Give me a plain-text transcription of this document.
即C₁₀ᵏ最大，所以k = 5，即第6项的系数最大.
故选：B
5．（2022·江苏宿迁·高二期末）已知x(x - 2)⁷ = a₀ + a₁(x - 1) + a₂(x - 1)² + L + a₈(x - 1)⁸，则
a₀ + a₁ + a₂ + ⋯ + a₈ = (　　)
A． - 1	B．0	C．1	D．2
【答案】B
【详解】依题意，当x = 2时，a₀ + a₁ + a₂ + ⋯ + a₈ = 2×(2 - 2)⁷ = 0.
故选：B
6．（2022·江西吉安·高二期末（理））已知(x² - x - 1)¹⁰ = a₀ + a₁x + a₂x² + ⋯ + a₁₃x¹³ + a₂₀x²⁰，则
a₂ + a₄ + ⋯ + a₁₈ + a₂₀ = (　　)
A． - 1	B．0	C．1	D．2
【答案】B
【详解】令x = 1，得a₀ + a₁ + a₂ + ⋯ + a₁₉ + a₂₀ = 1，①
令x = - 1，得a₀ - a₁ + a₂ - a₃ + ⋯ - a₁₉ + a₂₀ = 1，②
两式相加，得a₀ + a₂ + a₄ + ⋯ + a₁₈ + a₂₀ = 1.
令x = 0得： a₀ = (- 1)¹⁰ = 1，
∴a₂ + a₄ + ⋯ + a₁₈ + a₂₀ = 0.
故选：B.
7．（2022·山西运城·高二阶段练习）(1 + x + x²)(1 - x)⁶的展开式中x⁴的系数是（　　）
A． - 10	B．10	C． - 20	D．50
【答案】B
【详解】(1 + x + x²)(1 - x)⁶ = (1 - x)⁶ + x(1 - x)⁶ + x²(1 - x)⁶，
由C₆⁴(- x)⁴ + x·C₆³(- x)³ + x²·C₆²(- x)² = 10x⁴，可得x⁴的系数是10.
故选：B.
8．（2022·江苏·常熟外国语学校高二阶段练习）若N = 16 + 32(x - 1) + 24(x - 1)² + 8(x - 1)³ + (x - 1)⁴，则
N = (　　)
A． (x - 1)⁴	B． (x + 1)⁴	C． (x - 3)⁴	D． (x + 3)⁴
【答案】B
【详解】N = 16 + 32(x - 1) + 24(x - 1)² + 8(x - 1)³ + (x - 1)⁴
================================
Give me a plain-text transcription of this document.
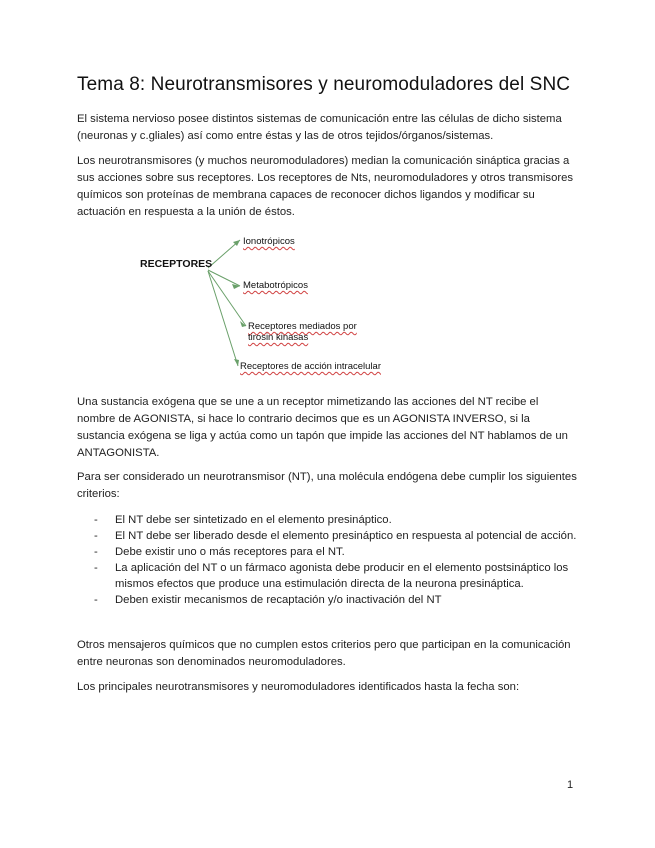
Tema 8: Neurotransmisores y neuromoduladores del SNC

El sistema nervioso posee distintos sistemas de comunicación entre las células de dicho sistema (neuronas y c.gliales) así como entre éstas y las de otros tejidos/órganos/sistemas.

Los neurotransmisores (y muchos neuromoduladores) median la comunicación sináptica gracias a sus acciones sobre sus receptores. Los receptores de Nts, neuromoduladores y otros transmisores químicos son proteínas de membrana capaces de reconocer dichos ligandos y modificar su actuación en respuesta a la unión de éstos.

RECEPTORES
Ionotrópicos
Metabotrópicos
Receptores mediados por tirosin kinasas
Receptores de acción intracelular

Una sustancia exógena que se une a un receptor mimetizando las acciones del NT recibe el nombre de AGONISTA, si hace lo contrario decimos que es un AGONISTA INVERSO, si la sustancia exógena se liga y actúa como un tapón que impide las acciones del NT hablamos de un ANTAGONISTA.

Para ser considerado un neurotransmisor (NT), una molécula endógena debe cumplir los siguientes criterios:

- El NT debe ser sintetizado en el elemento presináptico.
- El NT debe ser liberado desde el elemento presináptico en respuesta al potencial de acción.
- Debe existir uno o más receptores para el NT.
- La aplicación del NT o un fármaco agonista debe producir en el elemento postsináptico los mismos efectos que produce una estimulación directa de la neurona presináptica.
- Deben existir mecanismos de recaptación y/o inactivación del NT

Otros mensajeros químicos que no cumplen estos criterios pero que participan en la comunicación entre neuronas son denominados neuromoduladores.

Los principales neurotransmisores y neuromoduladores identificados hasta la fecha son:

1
================================
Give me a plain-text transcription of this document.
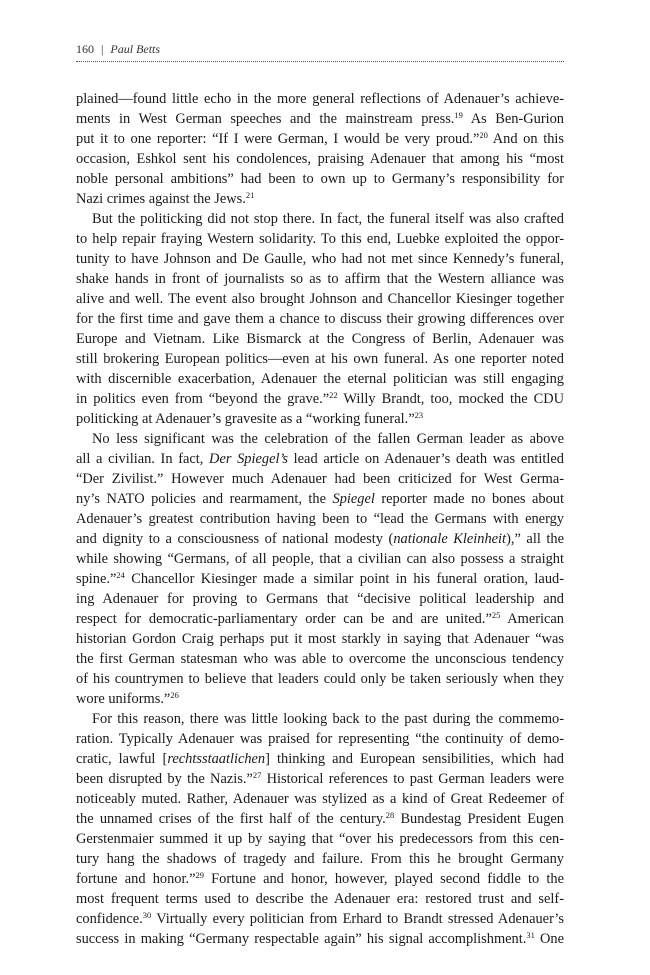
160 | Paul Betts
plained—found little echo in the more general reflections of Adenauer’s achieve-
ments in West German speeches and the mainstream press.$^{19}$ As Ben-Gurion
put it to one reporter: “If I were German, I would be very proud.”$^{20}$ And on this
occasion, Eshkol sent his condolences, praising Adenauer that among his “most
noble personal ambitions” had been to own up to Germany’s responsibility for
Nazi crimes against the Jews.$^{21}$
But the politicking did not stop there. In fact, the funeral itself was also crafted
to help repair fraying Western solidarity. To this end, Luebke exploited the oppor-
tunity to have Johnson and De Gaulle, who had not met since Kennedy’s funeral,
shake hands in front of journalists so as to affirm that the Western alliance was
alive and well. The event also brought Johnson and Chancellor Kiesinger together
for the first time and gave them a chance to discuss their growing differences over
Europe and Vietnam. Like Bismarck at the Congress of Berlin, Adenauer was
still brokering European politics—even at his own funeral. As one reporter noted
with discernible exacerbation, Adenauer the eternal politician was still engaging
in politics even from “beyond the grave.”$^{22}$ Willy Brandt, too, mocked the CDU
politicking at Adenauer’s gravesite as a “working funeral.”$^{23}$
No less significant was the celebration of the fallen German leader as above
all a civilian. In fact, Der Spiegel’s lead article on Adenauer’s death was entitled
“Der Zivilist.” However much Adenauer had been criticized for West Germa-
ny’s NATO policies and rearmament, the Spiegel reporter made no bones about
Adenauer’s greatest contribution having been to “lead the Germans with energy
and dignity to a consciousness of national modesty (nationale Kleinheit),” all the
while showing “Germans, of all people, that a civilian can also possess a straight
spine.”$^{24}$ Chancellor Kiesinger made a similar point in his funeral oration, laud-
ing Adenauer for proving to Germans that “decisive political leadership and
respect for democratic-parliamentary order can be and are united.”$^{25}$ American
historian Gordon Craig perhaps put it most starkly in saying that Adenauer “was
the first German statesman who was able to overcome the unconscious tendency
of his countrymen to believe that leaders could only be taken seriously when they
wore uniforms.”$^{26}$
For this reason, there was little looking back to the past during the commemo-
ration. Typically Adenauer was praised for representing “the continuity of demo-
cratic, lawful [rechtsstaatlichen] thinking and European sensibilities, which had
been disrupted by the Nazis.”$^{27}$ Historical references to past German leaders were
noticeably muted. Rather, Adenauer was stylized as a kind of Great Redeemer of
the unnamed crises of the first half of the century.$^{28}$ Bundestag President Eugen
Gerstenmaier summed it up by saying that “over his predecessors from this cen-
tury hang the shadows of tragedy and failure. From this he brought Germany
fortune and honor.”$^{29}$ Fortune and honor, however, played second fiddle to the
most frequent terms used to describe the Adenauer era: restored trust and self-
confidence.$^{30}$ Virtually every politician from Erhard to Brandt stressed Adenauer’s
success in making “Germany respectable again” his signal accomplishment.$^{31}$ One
================================
→ Problem requirements: Scan the records above, count the lines with "Germany" in them, and give only the number.

→ Answer to this exercise: 3